LISTED ENTRIES:
==*==
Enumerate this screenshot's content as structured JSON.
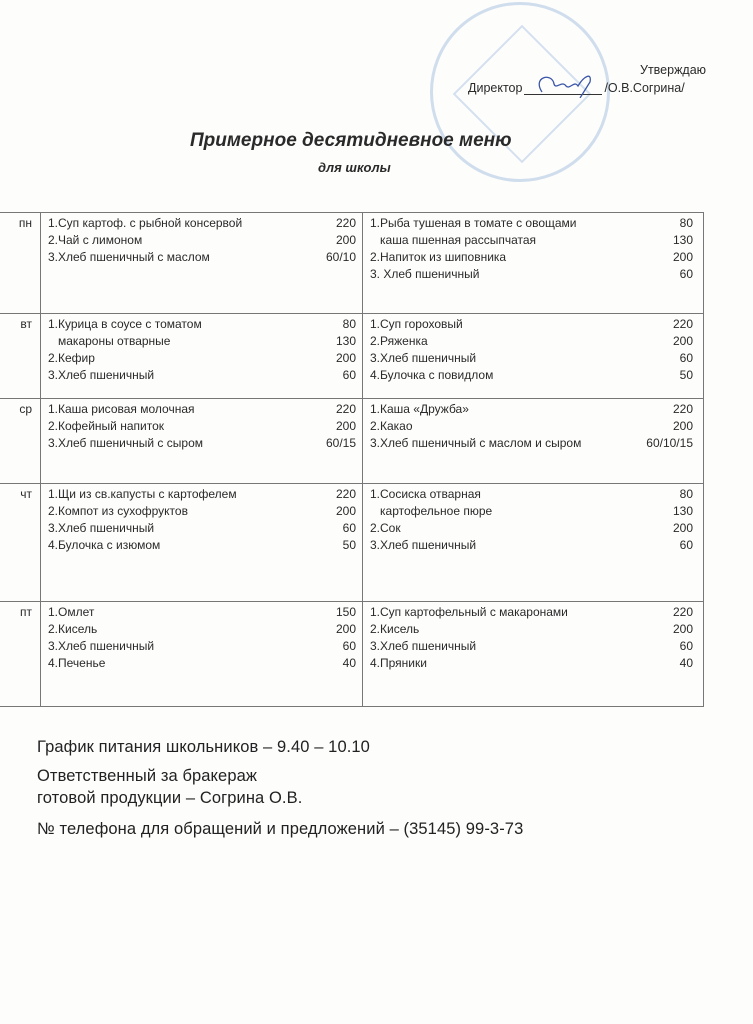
{
  "header": {
    "approve": "Утверждаю",
    "director_label": "Директор",
    "director_name": "/О.В.Согрина/",
    "title": "Примерное десятидневное меню",
    "subtitle": "для школы"
  },
  "days": [
    {
      "day": "пн",
      "meal1": [
        {
          "name": "1.Суп картоф. с рыбной консервой",
          "qty": "220"
        },
        {
          "name": "2.Чай с лимоном",
          "qty": "200"
        },
        {
          "name": "3.Хлеб пшеничный с маслом",
          "qty": "60/10"
        }
      ],
      "meal2": [
        {
          "name": "1.Рыба тушеная в томате с овощами",
          "qty": "80"
        },
        {
          "name": "каша пшенная рассыпчатая",
          "qty": "130",
          "indent": true
        },
        {
          "name": "2.Напиток из шиповника",
          "qty": "200"
        },
        {
          "name": "3. Хлеб пшеничный",
          "qty": "60"
        }
      ]
    },
    {
      "day": "вт",
      "meal1": [
        {
          "name": "1.Курица в соусе с томатом",
          "qty": "80"
        },
        {
          "name": "макароны отварные",
          "qty": "130",
          "indent": true
        },
        {
          "name": "2.Кефир",
          "qty": "200"
        },
        {
          "name": "3.Хлеб пшеничный",
          "qty": "60"
        }
      ],
      "meal2": [
        {
          "name": "1.Суп гороховый",
          "qty": "220"
        },
        {
          "name": "2.Ряженка",
          "qty": "200"
        },
        {
          "name": "3.Хлеб пшеничный",
          "qty": "60"
        },
        {
          "name": " 4.Булочка с повидлом",
          "qty": "50"
        }
      ]
    },
    {
      "day": "ср",
      "meal1": [
        {
          "name": "1.Каша рисовая молочная",
          "qty": "220"
        },
        {
          "name": "2.Кофейный напиток",
          "qty": "200"
        },
        {
          "name": "3.Хлеб пшеничный с сыром",
          "qty": "60/15"
        }
      ],
      "meal2": [
        {
          "name": "1.Каша «Дружба»",
          "qty": "220"
        },
        {
          "name": "2.Какао",
          "qty": "200"
        },
        {
          "name": "3.Хлеб пшеничный  с маслом и сыром",
          "qty": "60/10/15"
        }
      ]
    },
    {
      "day": "чт",
      "meal1": [
        {
          "name": "1.Щи из св.капусты с картофелем",
          "qty": "220"
        },
        {
          "name": "2.Компот из сухофруктов",
          "qty": "200"
        },
        {
          "name": "3.Хлеб пшеничный",
          "qty": "60"
        },
        {
          "name": "4.Булочка с изюмом",
          "qty": "50"
        }
      ],
      "meal2": [
        {
          "name": "1.Сосиска отварная",
          "qty": "80"
        },
        {
          "name": "картофельное пюре",
          "qty": "130",
          "indent": true
        },
        {
          "name": "2.Сок",
          "qty": "200"
        },
        {
          "name": "3.Хлеб пшеничный",
          "qty": "60"
        }
      ]
    },
    {
      "day": "пт",
      "meal1": [
        {
          "name": "1.Омлет",
          "qty": "150"
        },
        {
          "name": "2.Кисель",
          "qty": "200"
        },
        {
          "name": "3.Хлеб пшеничный",
          "qty": "60"
        },
        {
          "name": "4.Печенье",
          "qty": "40"
        }
      ],
      "meal2": [
        {
          "name": "1.Суп картофельный с макаронами",
          "qty": "220"
        },
        {
          "name": "2.Кисель",
          "qty": "200"
        },
        {
          "name": "3.Хлеб пшеничный",
          "qty": "60"
        },
        {
          "name": "4.Пряники",
          "qty": "40"
        }
      ]
    }
  ],
  "footer": {
    "schedule": "График питания школьников – 9.40 – 10.10",
    "responsible_1": "Ответственный за бракераж",
    "responsible_2": "готовой продукции – Согрина О.В.",
    "phone": "№ телефона для обращений и предложений – (35145) 99-3-73"
  }
}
==*==
PROBLEM TO WORK ON: Transcribe the full listing character for character. Pictures are excluded.

SOLUTION TO THIS EXERCISE:
Enumerate this screenshot's content as structured JSON.
{
  "header": {
    "approve": "Утверждаю",
    "director_label": "Директор",
    "director_name": "/О.В.Согрина/",
    "title": "Примерное десятидневное меню",
    "subtitle": "для школы"
  },
  "days": [
    {
      "day": "пн",
      "meal1": [
        {
          "name": "1.Суп картоф. с рыбной консервой",
          "qty": "220"
        },
        {
          "name": "2.Чай с лимоном",
          "qty": "200"
        },
        {
          "name": "3.Хлеб пшеничный с маслом",
          "qty": "60/10"
        }
      ],
      "meal2": [
        {
          "name": "1.Рыба тушеная в томате с овощами",
          "qty": "80"
        },
        {
          "name": "каша пшенная рассыпчатая",
          "qty": "130",
          "indent": true
        },
        {
          "name": "2.Напиток из шиповника",
          "qty": "200"
        },
        {
          "name": "3. Хлеб пшеничный",
          "qty": "60"
        }
      ]
    },
    {
      "day": "вт",
      "meal1": [
        {
          "name": "1.Курица в соусе с томатом",
          "qty": "80"
        },
        {
          "name": "макароны отварные",
          "qty": "130",
          "indent": true
        },
        {
          "name": "2.Кефир",
          "qty": "200"
        },
        {
          "name": "3.Хлеб пшеничный",
          "qty": "60"
        }
      ],
      "meal2": [
        {
          "name": "1.Суп гороховый",
          "qty": "220"
        },
        {
          "name": "2.Ряженка",
          "qty": "200"
        },
        {
          "name": "3.Хлеб пшеничный",
          "qty": "60"
        },
        {
          "name": " 4.Булочка с повидлом",
          "qty": "50"
        }
      ]
    },
    {
      "day": "ср",
      "meal1": [
        {
          "name": "1.Каша рисовая молочная",
          "qty": "220"
        },
        {
          "name": "2.Кофейный напиток",
          "qty": "200"
        },
        {
          "name": "3.Хлеб пшеничный с сыром",
          "qty": "60/15"
        }
      ],
      "meal2": [
        {
          "name": "1.Каша «Дружба»",
          "qty": "220"
        },
        {
          "name": "2.Какао",
          "qty": "200"
        },
        {
          "name": "3.Хлеб пшеничный  с маслом и сыром",
          "qty": "60/10/15"
        }
      ]
    },
    {
      "day": "чт",
      "meal1": [
        {
          "name": "1.Щи из св.капусты с картофелем",
          "qty": "220"
        },
        {
          "name": "2.Компот из сухофруктов",
          "qty": "200"
        },
        {
          "name": "3.Хлеб пшеничный",
          "qty": "60"
        },
        {
          "name": "4.Булочка с изюмом",
          "qty": "50"
        }
      ],
      "meal2": [
        {
          "name": "1.Сосиска отварная",
          "qty": "80"
        },
        {
          "name": "картофельное пюре",
          "qty": "130",
          "indent": true
        },
        {
          "name": "2.Сок",
          "qty": "200"
        },
        {
          "name": "3.Хлеб пшеничный",
          "qty": "60"
        }
      ]
    },
    {
      "day": "пт",
      "meal1": [
        {
          "name": "1.Омлет",
          "qty": "150"
        },
        {
          "name": "2.Кисель",
          "qty": "200"
        },
        {
          "name": "3.Хлеб пшеничный",
          "qty": "60"
        },
        {
          "name": "4.Печенье",
          "qty": "40"
        }
      ],
      "meal2": [
        {
          "name": "1.Суп картофельный с макаронами",
          "qty": "220"
        },
        {
          "name": "2.Кисель",
          "qty": "200"
        },
        {
          "name": "3.Хлеб пшеничный",
          "qty": "60"
        },
        {
          "name": "4.Пряники",
          "qty": "40"
        }
      ]
    }
  ],
  "footer": {
    "schedule": "График питания школьников – 9.40 – 10.10",
    "responsible_1": "Ответственный за бракераж",
    "responsible_2": "готовой продукции – Согрина О.В.",
    "phone": "№ телефона для обращений и предложений – (35145) 99-3-73"
  }
}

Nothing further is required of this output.